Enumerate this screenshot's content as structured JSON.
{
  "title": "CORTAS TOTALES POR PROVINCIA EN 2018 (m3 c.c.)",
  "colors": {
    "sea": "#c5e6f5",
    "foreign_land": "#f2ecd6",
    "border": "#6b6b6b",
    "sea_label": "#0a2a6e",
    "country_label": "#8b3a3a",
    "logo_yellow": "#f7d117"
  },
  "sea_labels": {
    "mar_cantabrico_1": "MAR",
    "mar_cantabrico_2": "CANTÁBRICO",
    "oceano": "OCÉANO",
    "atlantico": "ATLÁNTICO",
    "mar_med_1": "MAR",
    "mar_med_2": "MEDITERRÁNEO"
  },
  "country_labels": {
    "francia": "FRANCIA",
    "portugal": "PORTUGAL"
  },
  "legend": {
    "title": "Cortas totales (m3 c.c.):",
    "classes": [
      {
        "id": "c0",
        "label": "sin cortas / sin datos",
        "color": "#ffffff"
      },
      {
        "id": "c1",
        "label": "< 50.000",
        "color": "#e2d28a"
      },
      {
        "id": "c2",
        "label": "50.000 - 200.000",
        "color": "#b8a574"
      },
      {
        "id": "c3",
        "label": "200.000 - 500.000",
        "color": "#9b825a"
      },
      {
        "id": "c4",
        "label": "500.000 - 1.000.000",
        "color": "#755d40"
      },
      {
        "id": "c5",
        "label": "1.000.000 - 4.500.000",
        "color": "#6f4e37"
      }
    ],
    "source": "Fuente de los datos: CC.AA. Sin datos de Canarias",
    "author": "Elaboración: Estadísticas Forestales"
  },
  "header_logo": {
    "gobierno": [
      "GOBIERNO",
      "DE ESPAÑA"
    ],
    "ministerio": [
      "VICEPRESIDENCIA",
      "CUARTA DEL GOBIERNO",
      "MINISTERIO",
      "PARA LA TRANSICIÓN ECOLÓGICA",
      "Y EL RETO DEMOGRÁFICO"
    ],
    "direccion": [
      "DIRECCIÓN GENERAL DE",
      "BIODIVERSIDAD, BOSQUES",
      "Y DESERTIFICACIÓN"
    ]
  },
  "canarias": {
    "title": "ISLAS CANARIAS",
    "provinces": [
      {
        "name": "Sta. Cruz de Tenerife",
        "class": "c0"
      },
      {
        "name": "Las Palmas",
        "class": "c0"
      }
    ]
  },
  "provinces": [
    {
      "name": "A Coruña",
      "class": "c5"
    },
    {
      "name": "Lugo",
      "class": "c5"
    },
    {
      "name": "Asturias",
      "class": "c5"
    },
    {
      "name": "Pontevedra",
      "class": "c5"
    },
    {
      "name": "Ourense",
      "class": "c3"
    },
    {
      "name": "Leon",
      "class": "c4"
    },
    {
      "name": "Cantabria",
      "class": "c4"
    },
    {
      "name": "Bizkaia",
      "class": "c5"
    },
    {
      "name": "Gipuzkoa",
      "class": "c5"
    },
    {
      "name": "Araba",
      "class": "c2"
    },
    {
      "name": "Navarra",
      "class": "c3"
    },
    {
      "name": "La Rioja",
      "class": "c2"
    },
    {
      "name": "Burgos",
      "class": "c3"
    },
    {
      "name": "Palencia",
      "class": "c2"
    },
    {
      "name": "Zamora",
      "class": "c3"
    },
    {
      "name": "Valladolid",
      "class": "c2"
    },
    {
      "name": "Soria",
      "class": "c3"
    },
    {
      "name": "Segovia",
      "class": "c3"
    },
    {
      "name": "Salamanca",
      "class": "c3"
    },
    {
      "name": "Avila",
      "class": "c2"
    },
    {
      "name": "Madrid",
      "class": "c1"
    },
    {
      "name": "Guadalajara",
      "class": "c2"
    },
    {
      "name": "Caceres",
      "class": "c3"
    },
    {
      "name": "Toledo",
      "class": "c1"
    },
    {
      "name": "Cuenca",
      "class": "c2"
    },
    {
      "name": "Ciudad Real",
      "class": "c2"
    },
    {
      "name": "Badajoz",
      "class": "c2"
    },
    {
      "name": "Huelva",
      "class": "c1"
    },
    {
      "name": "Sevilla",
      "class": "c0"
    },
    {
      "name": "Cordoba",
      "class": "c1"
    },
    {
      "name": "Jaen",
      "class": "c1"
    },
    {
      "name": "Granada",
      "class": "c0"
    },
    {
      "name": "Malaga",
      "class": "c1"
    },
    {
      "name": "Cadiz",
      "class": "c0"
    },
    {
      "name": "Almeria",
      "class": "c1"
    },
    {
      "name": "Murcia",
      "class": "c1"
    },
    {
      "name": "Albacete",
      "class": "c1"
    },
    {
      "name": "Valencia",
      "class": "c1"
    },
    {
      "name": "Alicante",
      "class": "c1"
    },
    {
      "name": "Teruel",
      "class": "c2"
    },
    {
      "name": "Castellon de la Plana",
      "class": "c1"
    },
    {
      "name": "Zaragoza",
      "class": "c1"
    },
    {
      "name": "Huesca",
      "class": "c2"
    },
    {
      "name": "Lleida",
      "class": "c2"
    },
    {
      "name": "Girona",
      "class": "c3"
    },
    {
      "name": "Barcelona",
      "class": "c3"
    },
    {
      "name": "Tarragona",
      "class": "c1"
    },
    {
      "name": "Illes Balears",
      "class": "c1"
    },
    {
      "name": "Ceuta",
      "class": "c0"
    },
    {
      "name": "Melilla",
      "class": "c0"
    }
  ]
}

========================

Work required -
From the records above, extract everything verbatim.

Task output -
Enumerate this screenshot's content as structured JSON.
{
  "title": "CORTAS TOTALES POR PROVINCIA EN 2018 (m3 c.c.)",
  "colors": {
    "sea": "#c5e6f5",
    "foreign_land": "#f2ecd6",
    "border": "#6b6b6b",
    "sea_label": "#0a2a6e",
    "country_label": "#8b3a3a",
    "logo_yellow": "#f7d117"
  },
  "sea_labels": {
    "mar_cantabrico_1": "MAR",
    "mar_cantabrico_2": "CANTÁBRICO",
    "oceano": "OCÉANO",
    "atlantico": "ATLÁNTICO",
    "mar_med_1": "MAR",
    "mar_med_2": "MEDITERRÁNEO"
  },
  "country_labels": {
    "francia": "FRANCIA",
    "portugal": "PORTUGAL"
  },
  "legend": {
    "title": "Cortas totales (m3 c.c.):",
    "classes": [
      {
        "id": "c0",
        "label": "sin cortas / sin datos",
        "color": "#ffffff"
      },
      {
        "id": "c1",
        "label": "< 50.000",
        "color": "#e2d28a"
      },
      {
        "id": "c2",
        "label": "50.000 - 200.000",
        "color": "#b8a574"
      },
      {
        "id": "c3",
        "label": "200.000 - 500.000",
        "color": "#9b825a"
      },
      {
        "id": "c4",
        "label": "500.000 - 1.000.000",
        "color": "#755d40"
      },
      {
        "id": "c5",
        "label": "1.000.000 - 4.500.000",
        "color": "#6f4e37"
      }
    ],
    "source": "Fuente de los datos: CC.AA. Sin datos de Canarias",
    "author": "Elaboración: Estadísticas Forestales"
  },
  "header_logo": {
    "gobierno": [
      "GOBIERNO",
      "DE ESPAÑA"
    ],
    "ministerio": [
      "VICEPRESIDENCIA",
      "CUARTA DEL GOBIERNO",
      "MINISTERIO",
      "PARA LA TRANSICIÓN ECOLÓGICA",
      "Y EL RETO DEMOGRÁFICO"
    ],
    "direccion": [
      "DIRECCIÓN GENERAL DE",
      "BIODIVERSIDAD, BOSQUES",
      "Y DESERTIFICACIÓN"
    ]
  },
  "canarias": {
    "title": "ISLAS CANARIAS",
    "provinces": [
      {
        "name": "Sta. Cruz de Tenerife",
        "class": "c0"
      },
      {
        "name": "Las Palmas",
        "class": "c0"
      }
    ]
  },
  "provinces": [
    {
      "name": "A Coruña",
      "class": "c5"
    },
    {
      "name": "Lugo",
      "class": "c5"
    },
    {
      "name": "Asturias",
      "class": "c5"
    },
    {
      "name": "Pontevedra",
      "class": "c5"
    },
    {
      "name": "Ourense",
      "class": "c3"
    },
    {
      "name": "Leon",
      "class": "c4"
    },
    {
      "name": "Cantabria",
      "class": "c4"
    },
    {
      "name": "Bizkaia",
      "class": "c5"
    },
    {
      "name": "Gipuzkoa",
      "class": "c5"
    },
    {
      "name": "Araba",
      "class": "c2"
    },
    {
      "name": "Navarra",
      "class": "c3"
    },
    {
      "name": "La Rioja",
      "class": "c2"
    },
    {
      "name": "Burgos",
      "class": "c3"
    },
    {
      "name": "Palencia",
      "class": "c2"
    },
    {
      "name": "Zamora",
      "class": "c3"
    },
    {
      "name": "Valladolid",
      "class": "c2"
    },
    {
      "name": "Soria",
      "class": "c3"
    },
    {
      "name": "Segovia",
      "class": "c3"
    },
    {
      "name": "Salamanca",
      "class": "c3"
    },
    {
      "name": "Avila",
      "class": "c2"
    },
    {
      "name": "Madrid",
      "class": "c1"
    },
    {
      "name": "Guadalajara",
      "class": "c2"
    },
    {
      "name": "Caceres",
      "class": "c3"
    },
    {
      "name": "Toledo",
      "class": "c1"
    },
    {
      "name": "Cuenca",
      "class": "c2"
    },
    {
      "name": "Ciudad Real",
      "class": "c2"
    },
    {
      "name": "Badajoz",
      "class": "c2"
    },
    {
      "name": "Huelva",
      "class": "c1"
    },
    {
      "name": "Sevilla",
      "class": "c0"
    },
    {
      "name": "Cordoba",
      "class": "c1"
    },
    {
      "name": "Jaen",
      "class": "c1"
    },
    {
      "name": "Granada",
      "class": "c0"
    },
    {
      "name": "Malaga",
      "class": "c1"
    },
    {
      "name": "Cadiz",
      "class": "c0"
    },
    {
      "name": "Almeria",
      "class": "c1"
    },
    {
      "name": "Murcia",
      "class": "c1"
    },
    {
      "name": "Albacete",
      "class": "c1"
    },
    {
      "name": "Valencia",
      "class": "c1"
    },
    {
      "name": "Alicante",
      "class": "c1"
    },
    {
      "name": "Teruel",
      "class": "c2"
    },
    {
      "name": "Castellon de la Plana",
      "class": "c1"
    },
    {
      "name": "Zaragoza",
      "class": "c1"
    },
    {
      "name": "Huesca",
      "class": "c2"
    },
    {
      "name": "Lleida",
      "class": "c2"
    },
    {
      "name": "Girona",
      "class": "c3"
    },
    {
      "name": "Barcelona",
      "class": "c3"
    },
    {
      "name": "Tarragona",
      "class": "c1"
    },
    {
      "name": "Illes Balears",
      "class": "c1"
    },
    {
      "name": "Ceuta",
      "class": "c0"
    },
    {
      "name": "Melilla",
      "class": "c0"
    }
  ]
}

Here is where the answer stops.